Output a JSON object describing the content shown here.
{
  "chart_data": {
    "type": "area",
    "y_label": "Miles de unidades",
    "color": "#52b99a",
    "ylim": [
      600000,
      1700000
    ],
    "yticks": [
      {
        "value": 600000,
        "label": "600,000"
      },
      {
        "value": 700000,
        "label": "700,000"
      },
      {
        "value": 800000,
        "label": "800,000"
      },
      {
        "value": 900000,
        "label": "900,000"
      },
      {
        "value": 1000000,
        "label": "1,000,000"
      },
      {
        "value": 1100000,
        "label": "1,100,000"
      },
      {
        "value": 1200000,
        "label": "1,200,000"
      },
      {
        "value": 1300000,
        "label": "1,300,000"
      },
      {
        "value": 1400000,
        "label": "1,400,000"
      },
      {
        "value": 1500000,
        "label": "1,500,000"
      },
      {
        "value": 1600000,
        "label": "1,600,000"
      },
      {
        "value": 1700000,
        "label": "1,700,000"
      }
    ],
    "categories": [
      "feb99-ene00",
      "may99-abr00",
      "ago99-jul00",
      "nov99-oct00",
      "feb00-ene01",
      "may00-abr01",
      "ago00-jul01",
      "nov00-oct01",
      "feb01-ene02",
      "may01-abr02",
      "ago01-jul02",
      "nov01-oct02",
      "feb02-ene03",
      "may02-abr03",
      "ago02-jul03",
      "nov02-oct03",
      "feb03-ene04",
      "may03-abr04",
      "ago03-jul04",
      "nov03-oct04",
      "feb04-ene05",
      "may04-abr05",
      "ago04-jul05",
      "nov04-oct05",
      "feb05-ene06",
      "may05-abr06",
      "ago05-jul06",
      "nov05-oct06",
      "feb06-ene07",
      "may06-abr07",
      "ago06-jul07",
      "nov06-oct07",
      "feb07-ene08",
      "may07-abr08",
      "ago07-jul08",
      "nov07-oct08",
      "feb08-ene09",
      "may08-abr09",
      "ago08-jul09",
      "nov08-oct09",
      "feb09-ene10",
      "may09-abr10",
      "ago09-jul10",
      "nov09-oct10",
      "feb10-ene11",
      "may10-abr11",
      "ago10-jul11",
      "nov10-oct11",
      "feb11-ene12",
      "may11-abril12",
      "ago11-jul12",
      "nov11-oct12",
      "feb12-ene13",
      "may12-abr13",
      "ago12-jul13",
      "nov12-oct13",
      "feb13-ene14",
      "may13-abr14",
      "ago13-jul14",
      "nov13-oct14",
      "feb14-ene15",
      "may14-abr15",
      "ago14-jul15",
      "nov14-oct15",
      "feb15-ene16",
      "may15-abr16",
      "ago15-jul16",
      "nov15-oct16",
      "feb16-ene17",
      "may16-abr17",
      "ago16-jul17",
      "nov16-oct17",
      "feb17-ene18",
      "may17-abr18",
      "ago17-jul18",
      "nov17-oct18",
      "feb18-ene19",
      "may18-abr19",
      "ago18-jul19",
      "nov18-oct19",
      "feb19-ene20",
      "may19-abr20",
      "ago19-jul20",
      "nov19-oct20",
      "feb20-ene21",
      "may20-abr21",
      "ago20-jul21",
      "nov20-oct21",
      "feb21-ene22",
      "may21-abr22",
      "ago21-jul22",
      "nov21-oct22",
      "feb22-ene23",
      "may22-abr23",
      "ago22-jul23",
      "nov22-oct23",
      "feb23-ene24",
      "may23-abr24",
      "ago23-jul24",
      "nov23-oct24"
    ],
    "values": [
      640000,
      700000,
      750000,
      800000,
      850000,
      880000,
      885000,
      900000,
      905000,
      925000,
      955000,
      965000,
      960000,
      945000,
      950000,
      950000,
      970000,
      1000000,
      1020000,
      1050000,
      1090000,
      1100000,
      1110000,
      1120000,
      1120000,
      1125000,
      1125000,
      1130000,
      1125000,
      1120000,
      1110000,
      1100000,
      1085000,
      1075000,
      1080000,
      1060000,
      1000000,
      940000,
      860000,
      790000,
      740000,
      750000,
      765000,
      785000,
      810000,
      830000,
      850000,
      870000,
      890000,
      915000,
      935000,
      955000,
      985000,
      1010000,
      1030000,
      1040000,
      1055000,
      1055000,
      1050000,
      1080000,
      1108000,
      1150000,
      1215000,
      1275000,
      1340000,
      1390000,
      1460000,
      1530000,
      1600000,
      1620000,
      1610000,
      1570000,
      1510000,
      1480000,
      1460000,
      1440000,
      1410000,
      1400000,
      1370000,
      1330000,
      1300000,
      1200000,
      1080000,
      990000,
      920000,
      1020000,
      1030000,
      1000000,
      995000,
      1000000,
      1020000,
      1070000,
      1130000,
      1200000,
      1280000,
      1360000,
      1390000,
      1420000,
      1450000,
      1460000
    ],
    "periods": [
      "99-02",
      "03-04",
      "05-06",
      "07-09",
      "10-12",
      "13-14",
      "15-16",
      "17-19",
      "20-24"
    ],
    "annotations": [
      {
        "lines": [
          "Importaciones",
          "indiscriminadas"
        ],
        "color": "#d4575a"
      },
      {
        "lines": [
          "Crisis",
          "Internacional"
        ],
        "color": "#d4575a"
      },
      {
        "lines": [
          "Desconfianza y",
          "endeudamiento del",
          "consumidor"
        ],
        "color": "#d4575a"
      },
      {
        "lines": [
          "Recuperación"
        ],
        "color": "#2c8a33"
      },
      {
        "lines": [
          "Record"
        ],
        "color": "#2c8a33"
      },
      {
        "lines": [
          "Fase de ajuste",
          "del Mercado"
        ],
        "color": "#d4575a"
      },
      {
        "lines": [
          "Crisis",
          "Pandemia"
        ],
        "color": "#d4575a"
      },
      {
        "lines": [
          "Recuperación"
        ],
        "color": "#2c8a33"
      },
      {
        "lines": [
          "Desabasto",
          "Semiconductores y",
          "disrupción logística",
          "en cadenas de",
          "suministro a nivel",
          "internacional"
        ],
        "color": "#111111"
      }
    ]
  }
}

* [Exercise description] Transcribe every entry exactly, omitting nothing.

* [Reply to the task]
Output a JSON object describing the content shown here.
{
  "chart_data": {
    "type": "area",
    "y_label": "Miles de unidades",
    "color": "#52b99a",
    "ylim": [
      600000,
      1700000
    ],
    "yticks": [
      {
        "value": 600000,
        "label": "600,000"
      },
      {
        "value": 700000,
        "label": "700,000"
      },
      {
        "value": 800000,
        "label": "800,000"
      },
      {
        "value": 900000,
        "label": "900,000"
      },
      {
        "value": 1000000,
        "label": "1,000,000"
      },
      {
        "value": 1100000,
        "label": "1,100,000"
      },
      {
        "value": 1200000,
        "label": "1,200,000"
      },
      {
        "value": 1300000,
        "label": "1,300,000"
      },
      {
        "value": 1400000,
        "label": "1,400,000"
      },
      {
        "value": 1500000,
        "label": "1,500,000"
      },
      {
        "value": 1600000,
        "label": "1,600,000"
      },
      {
        "value": 1700000,
        "label": "1,700,000"
      }
    ],
    "categories": [
      "feb99-ene00",
      "may99-abr00",
      "ago99-jul00",
      "nov99-oct00",
      "feb00-ene01",
      "may00-abr01",
      "ago00-jul01",
      "nov00-oct01",
      "feb01-ene02",
      "may01-abr02",
      "ago01-jul02",
      "nov01-oct02",
      "feb02-ene03",
      "may02-abr03",
      "ago02-jul03",
      "nov02-oct03",
      "feb03-ene04",
      "may03-abr04",
      "ago03-jul04",
      "nov03-oct04",
      "feb04-ene05",
      "may04-abr05",
      "ago04-jul05",
      "nov04-oct05",
      "feb05-ene06",
      "may05-abr06",
      "ago05-jul06",
      "nov05-oct06",
      "feb06-ene07",
      "may06-abr07",
      "ago06-jul07",
      "nov06-oct07",
      "feb07-ene08",
      "may07-abr08",
      "ago07-jul08",
      "nov07-oct08",
      "feb08-ene09",
      "may08-abr09",
      "ago08-jul09",
      "nov08-oct09",
      "feb09-ene10",
      "may09-abr10",
      "ago09-jul10",
      "nov09-oct10",
      "feb10-ene11",
      "may10-abr11",
      "ago10-jul11",
      "nov10-oct11",
      "feb11-ene12",
      "may11-abril12",
      "ago11-jul12",
      "nov11-oct12",
      "feb12-ene13",
      "may12-abr13",
      "ago12-jul13",
      "nov12-oct13",
      "feb13-ene14",
      "may13-abr14",
      "ago13-jul14",
      "nov13-oct14",
      "feb14-ene15",
      "may14-abr15",
      "ago14-jul15",
      "nov14-oct15",
      "feb15-ene16",
      "may15-abr16",
      "ago15-jul16",
      "nov15-oct16",
      "feb16-ene17",
      "may16-abr17",
      "ago16-jul17",
      "nov16-oct17",
      "feb17-ene18",
      "may17-abr18",
      "ago17-jul18",
      "nov17-oct18",
      "feb18-ene19",
      "may18-abr19",
      "ago18-jul19",
      "nov18-oct19",
      "feb19-ene20",
      "may19-abr20",
      "ago19-jul20",
      "nov19-oct20",
      "feb20-ene21",
      "may20-abr21",
      "ago20-jul21",
      "nov20-oct21",
      "feb21-ene22",
      "may21-abr22",
      "ago21-jul22",
      "nov21-oct22",
      "feb22-ene23",
      "may22-abr23",
      "ago22-jul23",
      "nov22-oct23",
      "feb23-ene24",
      "may23-abr24",
      "ago23-jul24",
      "nov23-oct24"
    ],
    "values": [
      640000,
      700000,
      750000,
      800000,
      850000,
      880000,
      885000,
      900000,
      905000,
      925000,
      955000,
      965000,
      960000,
      945000,
      950000,
      950000,
      970000,
      1000000,
      1020000,
      1050000,
      1090000,
      1100000,
      1110000,
      1120000,
      1120000,
      1125000,
      1125000,
      1130000,
      1125000,
      1120000,
      1110000,
      1100000,
      1085000,
      1075000,
      1080000,
      1060000,
      1000000,
      940000,
      860000,
      790000,
      740000,
      750000,
      765000,
      785000,
      810000,
      830000,
      850000,
      870000,
      890000,
      915000,
      935000,
      955000,
      985000,
      1010000,
      1030000,
      1040000,
      1055000,
      1055000,
      1050000,
      1080000,
      1108000,
      1150000,
      1215000,
      1275000,
      1340000,
      1390000,
      1460000,
      1530000,
      1600000,
      1620000,
      1610000,
      1570000,
      1510000,
      1480000,
      1460000,
      1440000,
      1410000,
      1400000,
      1370000,
      1330000,
      1300000,
      1200000,
      1080000,
      990000,
      920000,
      1020000,
      1030000,
      1000000,
      995000,
      1000000,
      1020000,
      1070000,
      1130000,
      1200000,
      1280000,
      1360000,
      1390000,
      1420000,
      1450000,
      1460000
    ],
    "periods": [
      "99-02",
      "03-04",
      "05-06",
      "07-09",
      "10-12",
      "13-14",
      "15-16",
      "17-19",
      "20-24"
    ],
    "annotations": [
      {
        "lines": [
          "Importaciones",
          "indiscriminadas"
        ],
        "color": "#d4575a"
      },
      {
        "lines": [
          "Crisis",
          "Internacional"
        ],
        "color": "#d4575a"
      },
      {
        "lines": [
          "Desconfianza y",
          "endeudamiento del",
          "consumidor"
        ],
        "color": "#d4575a"
      },
      {
        "lines": [
          "Recuperación"
        ],
        "color": "#2c8a33"
      },
      {
        "lines": [
          "Record"
        ],
        "color": "#2c8a33"
      },
      {
        "lines": [
          "Fase de ajuste",
          "del Mercado"
        ],
        "color": "#d4575a"
      },
      {
        "lines": [
          "Crisis",
          "Pandemia"
        ],
        "color": "#d4575a"
      },
      {
        "lines": [
          "Recuperación"
        ],
        "color": "#2c8a33"
      },
      {
        "lines": [
          "Desabasto",
          "Semiconductores y",
          "disrupción logística",
          "en cadenas de",
          "suministro a nivel",
          "internacional"
        ],
        "color": "#111111"
      }
    ]
  }
}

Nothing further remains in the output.